EXERCISE OBJECTIVE.
Reproduce the records below verbatim, between the lines holding "x-tick-mark xyxy=(308,793,314,810)" and "x-axis-tick-label: Sep 22", inclusive.

EXCERPTED RECORDS.
┌──
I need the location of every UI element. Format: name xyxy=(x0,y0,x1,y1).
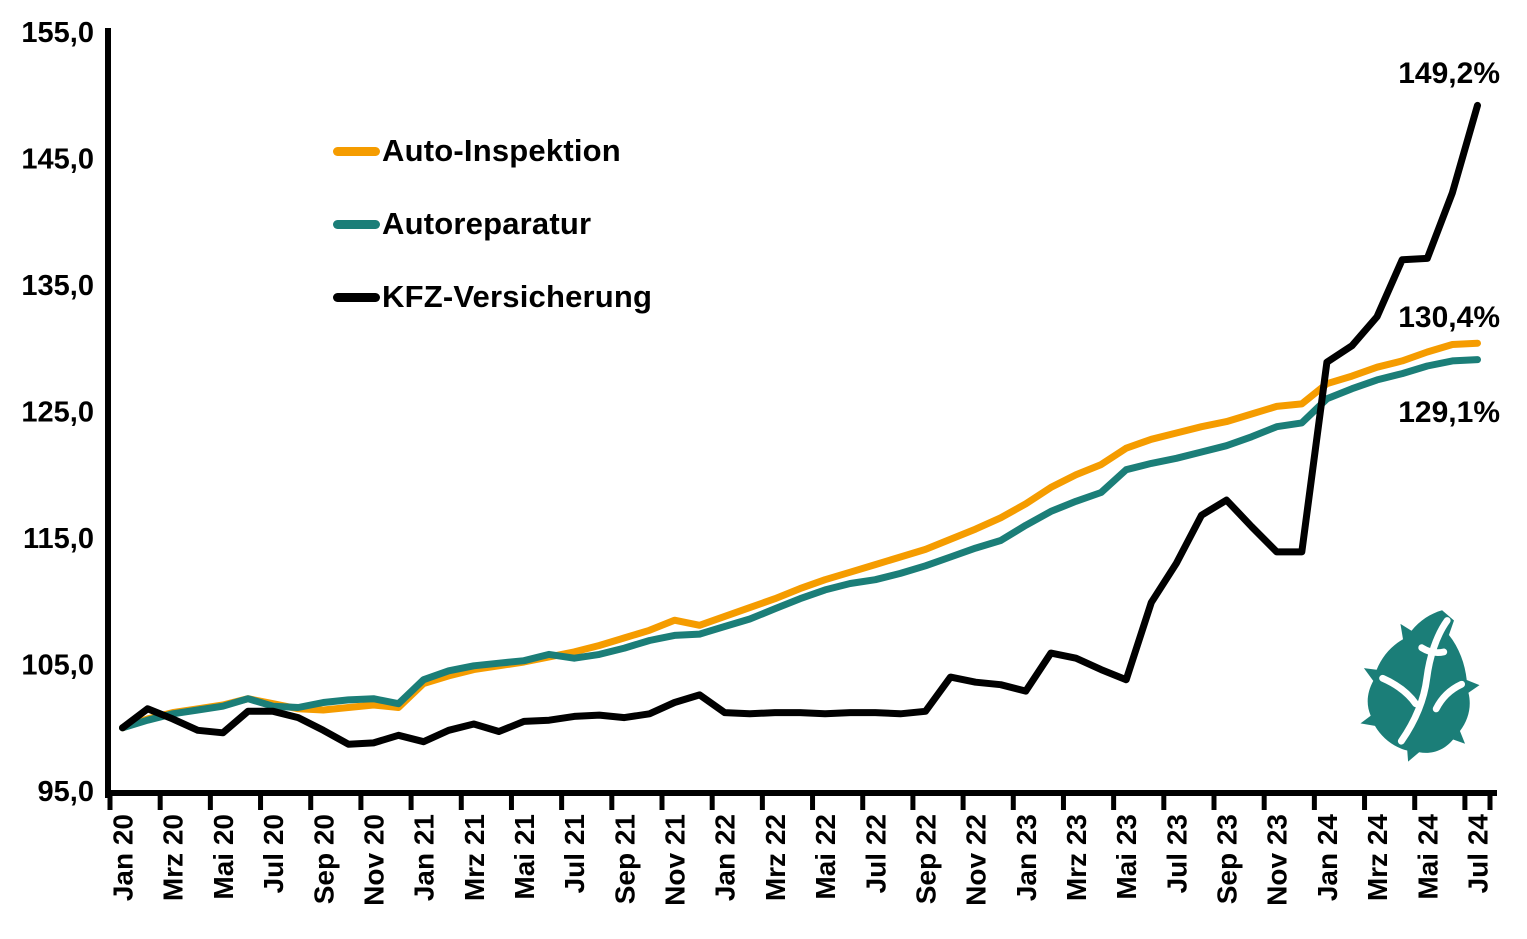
x-tick-mark xyxy=(308,793,314,810)
x-tick-mark xyxy=(659,793,665,810)
x-tick-mark xyxy=(508,793,514,810)
x-axis-tick-label: Mai 20 xyxy=(208,814,239,900)
x-tick-mark xyxy=(1161,793,1167,810)
x-axis-tick-label: Sep 21 xyxy=(609,814,640,904)
x-axis-tick-label: Mrz 24 xyxy=(1362,814,1393,902)
x-tick-mark xyxy=(609,793,615,810)
x-tick-mark xyxy=(408,793,414,810)
x-axis-tick-label: Jan 23 xyxy=(1011,814,1042,901)
x-tick-mark xyxy=(1211,793,1217,810)
x-axis-tick-label: Jul 20 xyxy=(258,814,289,893)
x-tick-mark xyxy=(1487,793,1493,810)
x-tick-mark xyxy=(1311,793,1317,810)
x-tick-mark xyxy=(559,793,565,810)
x-axis-tick-label: Nov 22 xyxy=(961,814,992,906)
x-axis-tick-label: Nov 20 xyxy=(358,814,389,906)
y-axis-tick-label: 125,0 xyxy=(21,397,94,429)
x-axis-tick-label: Sep 22 xyxy=(910,814,941,904)
y-axis-tick-label: 155,0 xyxy=(21,17,94,49)
teal-leaf-logo xyxy=(1360,610,1480,762)
x-tick-mark xyxy=(1462,793,1468,810)
x-tick-mark xyxy=(157,793,163,810)
legend-item-autoreparatur: Autoreparatur xyxy=(333,204,652,244)
x-axis-tick-label: Mai 24 xyxy=(1412,814,1443,900)
x-axis-tick-label: Sep 20 xyxy=(308,814,339,904)
x-axis-tick-label: Mrz 22 xyxy=(760,814,791,901)
y-axis-line xyxy=(105,28,111,798)
legend-item-kfz-versicherung: KFZ-Versicherung xyxy=(333,277,652,317)
x-tick-mark xyxy=(759,793,765,810)
x-tick-mark xyxy=(207,793,213,810)
x-axis-tick-label: Mai 22 xyxy=(810,814,841,900)
legend-swatch-kfz-versicherung-icon xyxy=(333,292,380,302)
legend-item-auto-inspektion: Auto-Inspektion xyxy=(333,131,652,171)
x-tick-mark xyxy=(810,793,816,810)
x-axis-line xyxy=(105,790,1497,796)
x-axis-tick-label: Nov 21 xyxy=(660,814,691,906)
x-tick-mark xyxy=(1261,793,1267,810)
x-axis-tick-label: Jan 24 xyxy=(1312,814,1343,902)
legend-swatch-auto-inspektion-icon xyxy=(333,146,380,156)
x-tick-mark xyxy=(709,793,715,810)
series-line-kfz-versicherung xyxy=(119,101,1481,748)
x-tick-mark xyxy=(910,793,916,810)
x-axis-tick-label: Jul 21 xyxy=(559,814,590,893)
x-tick-mark xyxy=(358,793,364,810)
x-tick-mark xyxy=(1412,793,1418,810)
series-line-auto-inspektion xyxy=(119,339,1481,732)
x-tick-mark xyxy=(860,793,866,810)
x-axis-tick-label: Nov 23 xyxy=(1262,814,1293,906)
x-tick-mark xyxy=(1010,793,1016,810)
x-axis-tick-label: Jul 23 xyxy=(1161,814,1192,893)
y-axis-tick-label: 145,0 xyxy=(21,144,94,176)
x-axis-tick-label: Mrz 20 xyxy=(158,814,189,901)
x-axis-tick-label: Mrz 23 xyxy=(1061,814,1092,901)
end-value-kfz-versicherung: 149,2% xyxy=(1398,57,1500,90)
x-axis-tick-label: Mai 23 xyxy=(1111,814,1142,900)
x-axis-tick-label: Mai 21 xyxy=(509,814,540,900)
y-axis-tick-label: 105,0 xyxy=(21,650,94,682)
y-axis-tick-label: 115,0 xyxy=(23,523,94,555)
x-axis-tick-label: Sep 23 xyxy=(1212,814,1243,904)
x-tick-mark xyxy=(1362,793,1368,810)
legend-swatch-autoreparatur-icon xyxy=(333,219,380,229)
x-axis-tick-label: Jul 24 xyxy=(1462,814,1493,894)
end-value-auto-inspektion: 130,4% xyxy=(1398,301,1500,334)
y-axis-tick-label: 135,0 xyxy=(21,270,94,302)
end-value-autoreparatur: 129,1% xyxy=(1398,396,1500,429)
x-axis-tick-label: Jan 22 xyxy=(710,814,741,901)
legend-label-autoreparatur: Autoreparatur xyxy=(382,206,592,241)
legend-label-kfz-versicherung: KFZ-Versicherung xyxy=(382,279,653,314)
x-axis-tick-label: Mrz 21 xyxy=(459,814,490,901)
x-axis-tick-label: Jul 22 xyxy=(860,814,891,893)
x-axis-tick-label: Jan 21 xyxy=(409,814,440,901)
x-tick-mark xyxy=(1060,793,1066,810)
y-axis-tick-label: 95,0 xyxy=(38,776,94,808)
legend-label-auto-inspektion: Auto-Inspektion xyxy=(382,133,621,168)
x-tick-mark xyxy=(1111,793,1117,810)
x-tick-mark xyxy=(960,793,966,810)
series-line-autoreparatur xyxy=(119,356,1481,732)
x-tick-mark xyxy=(458,793,464,810)
x-tick-mark xyxy=(258,793,264,810)
chart-legend: Auto-Inspektion Autoreparatur KFZ-Versic… xyxy=(333,131,652,350)
x-tick-mark xyxy=(107,793,113,810)
x-axis-tick-label: Jan 20 xyxy=(108,814,139,901)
└──
EXPECTED ANSWER.
x-tick-mark xyxy=(308,793,314,810)
x-tick-mark xyxy=(659,793,665,810)
x-tick-mark xyxy=(508,793,514,810)
x-axis-tick-label: Mai 20 xyxy=(208,814,239,900)
x-tick-mark xyxy=(1161,793,1167,810)
x-axis-tick-label: Sep 21 xyxy=(609,814,640,904)
x-axis-tick-label: Mrz 24 xyxy=(1362,814,1393,902)
x-tick-mark xyxy=(609,793,615,810)
x-tick-mark xyxy=(408,793,414,810)
x-axis-tick-label: Jan 23 xyxy=(1011,814,1042,901)
x-tick-mark xyxy=(1211,793,1217,810)
x-axis-tick-label: Jul 20 xyxy=(258,814,289,893)
x-tick-mark xyxy=(1487,793,1493,810)
x-tick-mark xyxy=(1311,793,1317,810)
x-tick-mark xyxy=(559,793,565,810)
x-axis-tick-label: Nov 22 xyxy=(961,814,992,906)
x-axis-tick-label: Nov 20 xyxy=(358,814,389,906)
y-axis-tick-label: 125,0 xyxy=(21,397,94,429)
x-axis-tick-label: Sep 22 xyxy=(910,814,941,904)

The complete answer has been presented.